(Required work) Write out all of the entries exactly, please.
----- Input data
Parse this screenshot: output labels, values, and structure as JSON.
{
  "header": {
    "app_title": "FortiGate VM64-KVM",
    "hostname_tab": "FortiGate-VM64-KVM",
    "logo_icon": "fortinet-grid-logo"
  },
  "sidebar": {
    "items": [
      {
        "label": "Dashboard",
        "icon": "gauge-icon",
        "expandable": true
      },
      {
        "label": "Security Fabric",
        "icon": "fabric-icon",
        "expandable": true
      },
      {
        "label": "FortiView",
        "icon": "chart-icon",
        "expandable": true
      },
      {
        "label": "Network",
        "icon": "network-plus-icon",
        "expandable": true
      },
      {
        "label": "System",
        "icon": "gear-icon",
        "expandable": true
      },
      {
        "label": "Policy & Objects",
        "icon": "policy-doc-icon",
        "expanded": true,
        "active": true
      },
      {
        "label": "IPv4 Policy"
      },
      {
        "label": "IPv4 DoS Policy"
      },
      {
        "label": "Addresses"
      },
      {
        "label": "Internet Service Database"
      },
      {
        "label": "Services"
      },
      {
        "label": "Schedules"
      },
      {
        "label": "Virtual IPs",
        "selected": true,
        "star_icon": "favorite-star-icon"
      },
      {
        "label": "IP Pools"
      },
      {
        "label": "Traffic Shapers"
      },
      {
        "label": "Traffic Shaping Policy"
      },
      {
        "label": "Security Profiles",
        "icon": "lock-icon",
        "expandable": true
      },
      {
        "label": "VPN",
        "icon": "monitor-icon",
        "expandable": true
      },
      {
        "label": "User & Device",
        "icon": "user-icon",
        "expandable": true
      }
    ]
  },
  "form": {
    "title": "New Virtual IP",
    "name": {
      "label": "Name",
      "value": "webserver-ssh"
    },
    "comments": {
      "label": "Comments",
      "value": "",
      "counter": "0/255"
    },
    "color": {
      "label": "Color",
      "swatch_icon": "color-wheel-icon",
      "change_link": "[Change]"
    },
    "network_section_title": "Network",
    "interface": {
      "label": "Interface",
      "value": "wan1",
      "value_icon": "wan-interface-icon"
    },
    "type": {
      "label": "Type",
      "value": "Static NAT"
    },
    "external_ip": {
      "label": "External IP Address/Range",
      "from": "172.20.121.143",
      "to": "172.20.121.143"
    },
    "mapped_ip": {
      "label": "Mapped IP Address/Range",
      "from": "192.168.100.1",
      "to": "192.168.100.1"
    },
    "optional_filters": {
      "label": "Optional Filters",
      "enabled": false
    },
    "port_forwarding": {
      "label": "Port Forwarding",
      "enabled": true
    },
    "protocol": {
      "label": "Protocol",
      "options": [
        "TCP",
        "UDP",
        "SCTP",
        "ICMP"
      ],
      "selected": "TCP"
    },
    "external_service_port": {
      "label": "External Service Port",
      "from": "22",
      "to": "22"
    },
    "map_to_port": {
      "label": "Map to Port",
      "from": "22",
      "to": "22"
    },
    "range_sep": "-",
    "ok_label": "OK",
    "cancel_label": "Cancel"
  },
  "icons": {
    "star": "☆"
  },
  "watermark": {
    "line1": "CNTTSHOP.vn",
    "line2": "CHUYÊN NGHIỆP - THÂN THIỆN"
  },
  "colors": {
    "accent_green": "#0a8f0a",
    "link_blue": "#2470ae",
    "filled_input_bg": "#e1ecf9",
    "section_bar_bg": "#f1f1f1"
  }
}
----------
(Complete output)
Parse this screenshot: output labels, values, and structure as JSON.
{
  "header": {
    "app_title": "FortiGate VM64-KVM",
    "hostname_tab": "FortiGate-VM64-KVM",
    "logo_icon": "fortinet-grid-logo"
  },
  "sidebar": {
    "items": [
      {
        "label": "Dashboard",
        "icon": "gauge-icon",
        "expandable": true
      },
      {
        "label": "Security Fabric",
        "icon": "fabric-icon",
        "expandable": true
      },
      {
        "label": "FortiView",
        "icon": "chart-icon",
        "expandable": true
      },
      {
        "label": "Network",
        "icon": "network-plus-icon",
        "expandable": true
      },
      {
        "label": "System",
        "icon": "gear-icon",
        "expandable": true
      },
      {
        "label": "Policy & Objects",
        "icon": "policy-doc-icon",
        "expanded": true,
        "active": true
      },
      {
        "label": "IPv4 Policy"
      },
      {
        "label": "IPv4 DoS Policy"
      },
      {
        "label": "Addresses"
      },
      {
        "label": "Internet Service Database"
      },
      {
        "label": "Services"
      },
      {
        "label": "Schedules"
      },
      {
        "label": "Virtual IPs",
        "selected": true,
        "star_icon": "favorite-star-icon"
      },
      {
        "label": "IP Pools"
      },
      {
        "label": "Traffic Shapers"
      },
      {
        "label": "Traffic Shaping Policy"
      },
      {
        "label": "Security Profiles",
        "icon": "lock-icon",
        "expandable": true
      },
      {
        "label": "VPN",
        "icon": "monitor-icon",
        "expandable": true
      },
      {
        "label": "User & Device",
        "icon": "user-icon",
        "expandable": true
      }
    ]
  },
  "form": {
    "title": "New Virtual IP",
    "name": {
      "label": "Name",
      "value": "webserver-ssh"
    },
    "comments": {
      "label": "Comments",
      "value": "",
      "counter": "0/255"
    },
    "color": {
      "label": "Color",
      "swatch_icon": "color-wheel-icon",
      "change_link": "[Change]"
    },
    "network_section_title": "Network",
    "interface": {
      "label": "Interface",
      "value": "wan1",
      "value_icon": "wan-interface-icon"
    },
    "type": {
      "label": "Type",
      "value": "Static NAT"
    },
    "external_ip": {
      "label": "External IP Address/Range",
      "from": "172.20.121.143",
      "to": "172.20.121.143"
    },
    "mapped_ip": {
      "label": "Mapped IP Address/Range",
      "from": "192.168.100.1",
      "to": "192.168.100.1"
    },
    "optional_filters": {
      "label": "Optional Filters",
      "enabled": false
    },
    "port_forwarding": {
      "label": "Port Forwarding",
      "enabled": true
    },
    "protocol": {
      "label": "Protocol",
      "options": [
        "TCP",
        "UDP",
        "SCTP",
        "ICMP"
      ],
      "selected": "TCP"
    },
    "external_service_port": {
      "label": "External Service Port",
      "from": "22",
      "to": "22"
    },
    "map_to_port": {
      "label": "Map to Port",
      "from": "22",
      "to": "22"
    },
    "range_sep": "-",
    "ok_label": "OK",
    "cancel_label": "Cancel"
  },
  "icons": {
    "star": "☆"
  },
  "watermark": {
    "line1": "CNTTSHOP.vn",
    "line2": "CHUYÊN NGHIỆP - THÂN THIỆN"
  },
  "colors": {
    "accent_green": "#0a8f0a",
    "link_blue": "#2470ae",
    "filled_input_bg": "#e1ecf9",
    "section_bar_bg": "#f1f1f1"
  }
}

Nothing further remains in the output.